═══ RAW DATA ═══

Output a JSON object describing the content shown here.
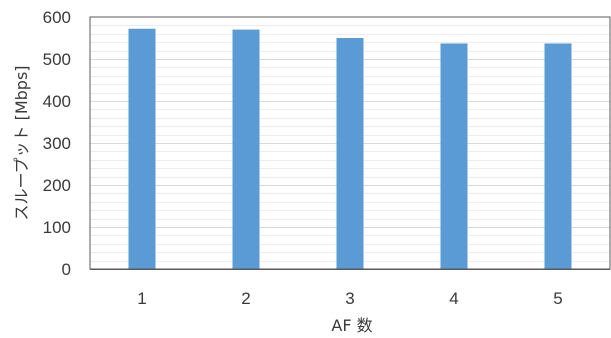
{
  "chart_data": {
    "type": "bar",
    "categories": [
      "1",
      "2",
      "3",
      "4",
      "5"
    ],
    "values": [
      572,
      570,
      550,
      537,
      537
    ],
    "xlabel": "AF 数",
    "ylabel": "スループット [Mbps]",
    "ylim": [
      0,
      600
    ],
    "yticks": [
      "0",
      "100",
      "200",
      "300",
      "400",
      "500",
      "600"
    ],
    "grid": true,
    "bar_color": "#5b9bd5"
  }
}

═══

* WHAT THE EXERCISE ASKS: Every record gets retyped exactly; no picture goes into the copy.

* REPLY:
Output a JSON object describing the content shown here.
{
  "chart_data": {
    "type": "bar",
    "categories": [
      "1",
      "2",
      "3",
      "4",
      "5"
    ],
    "values": [
      572,
      570,
      550,
      537,
      537
    ],
    "xlabel": "AF 数",
    "ylabel": "スループット [Mbps]",
    "ylim": [
      0,
      600
    ],
    "yticks": [
      "0",
      "100",
      "200",
      "300",
      "400",
      "500",
      "600"
    ],
    "grid": true,
    "bar_color": "#5b9bd5"
  }
}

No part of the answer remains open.